TASK DETAILS: Every record here needs to be written out again exactly.

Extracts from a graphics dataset
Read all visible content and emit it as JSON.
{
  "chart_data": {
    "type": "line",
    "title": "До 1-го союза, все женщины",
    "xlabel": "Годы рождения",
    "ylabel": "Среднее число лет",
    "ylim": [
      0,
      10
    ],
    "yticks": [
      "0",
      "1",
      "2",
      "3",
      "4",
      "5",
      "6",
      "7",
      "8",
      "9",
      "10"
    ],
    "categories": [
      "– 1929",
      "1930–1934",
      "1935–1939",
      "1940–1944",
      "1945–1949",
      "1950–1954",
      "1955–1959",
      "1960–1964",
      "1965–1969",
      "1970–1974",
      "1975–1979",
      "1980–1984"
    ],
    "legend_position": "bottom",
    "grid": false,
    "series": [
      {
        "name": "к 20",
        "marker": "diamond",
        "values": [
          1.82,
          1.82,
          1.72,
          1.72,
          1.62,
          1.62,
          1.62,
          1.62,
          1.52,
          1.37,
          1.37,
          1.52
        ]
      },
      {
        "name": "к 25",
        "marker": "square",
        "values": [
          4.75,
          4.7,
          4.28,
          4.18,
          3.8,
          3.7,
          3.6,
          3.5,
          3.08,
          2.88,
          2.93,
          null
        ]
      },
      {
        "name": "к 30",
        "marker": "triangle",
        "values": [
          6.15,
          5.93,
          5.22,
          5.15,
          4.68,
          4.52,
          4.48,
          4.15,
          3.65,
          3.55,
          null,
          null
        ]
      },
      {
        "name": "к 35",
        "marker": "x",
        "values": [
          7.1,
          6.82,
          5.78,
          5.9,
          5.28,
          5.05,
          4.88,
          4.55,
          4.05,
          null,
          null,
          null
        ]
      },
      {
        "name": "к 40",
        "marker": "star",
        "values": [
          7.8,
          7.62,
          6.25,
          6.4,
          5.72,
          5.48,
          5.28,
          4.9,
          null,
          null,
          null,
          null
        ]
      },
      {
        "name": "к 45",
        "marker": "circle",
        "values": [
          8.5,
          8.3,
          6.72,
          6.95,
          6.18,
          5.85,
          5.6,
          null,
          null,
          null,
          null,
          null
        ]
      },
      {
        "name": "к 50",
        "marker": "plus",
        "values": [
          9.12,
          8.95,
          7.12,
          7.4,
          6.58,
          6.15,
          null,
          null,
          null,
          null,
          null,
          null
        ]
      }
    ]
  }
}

ANSWER TO THE PROBLEM:
Read all visible content and emit it as JSON.
{
  "chart_data": {
    "type": "line",
    "title": "До 1-го союза, все женщины",
    "xlabel": "Годы рождения",
    "ylabel": "Среднее число лет",
    "ylim": [
      0,
      10
    ],
    "yticks": [
      "0",
      "1",
      "2",
      "3",
      "4",
      "5",
      "6",
      "7",
      "8",
      "9",
      "10"
    ],
    "categories": [
      "– 1929",
      "1930–1934",
      "1935–1939",
      "1940–1944",
      "1945–1949",
      "1950–1954",
      "1955–1959",
      "1960–1964",
      "1965–1969",
      "1970–1974",
      "1975–1979",
      "1980–1984"
    ],
    "legend_position": "bottom",
    "grid": false,
    "series": [
      {
        "name": "к 20",
        "marker": "diamond",
        "values": [
          1.82,
          1.82,
          1.72,
          1.72,
          1.62,
          1.62,
          1.62,
          1.62,
          1.52,
          1.37,
          1.37,
          1.52
        ]
      },
      {
        "name": "к 25",
        "marker": "square",
        "values": [
          4.75,
          4.7,
          4.28,
          4.18,
          3.8,
          3.7,
          3.6,
          3.5,
          3.08,
          2.88,
          2.93,
          null
        ]
      },
      {
        "name": "к 30",
        "marker": "triangle",
        "values": [
          6.15,
          5.93,
          5.22,
          5.15,
          4.68,
          4.52,
          4.48,
          4.15,
          3.65,
          3.55,
          null,
          null
        ]
      },
      {
        "name": "к 35",
        "marker": "x",
        "values": [
          7.1,
          6.82,
          5.78,
          5.9,
          5.28,
          5.05,
          4.88,
          4.55,
          4.05,
          null,
          null,
          null
        ]
      },
      {
        "name": "к 40",
        "marker": "star",
        "values": [
          7.8,
          7.62,
          6.25,
          6.4,
          5.72,
          5.48,
          5.28,
          4.9,
          null,
          null,
          null,
          null
        ]
      },
      {
        "name": "к 45",
        "marker": "circle",
        "values": [
          8.5,
          8.3,
          6.72,
          6.95,
          6.18,
          5.85,
          5.6,
          null,
          null,
          null,
          null,
          null
        ]
      },
      {
        "name": "к 50",
        "marker": "plus",
        "values": [
          9.12,
          8.95,
          7.12,
          7.4,
          6.58,
          6.15,
          null,
          null,
          null,
          null,
          null,
          null
        ]
      }
    ]
  }
}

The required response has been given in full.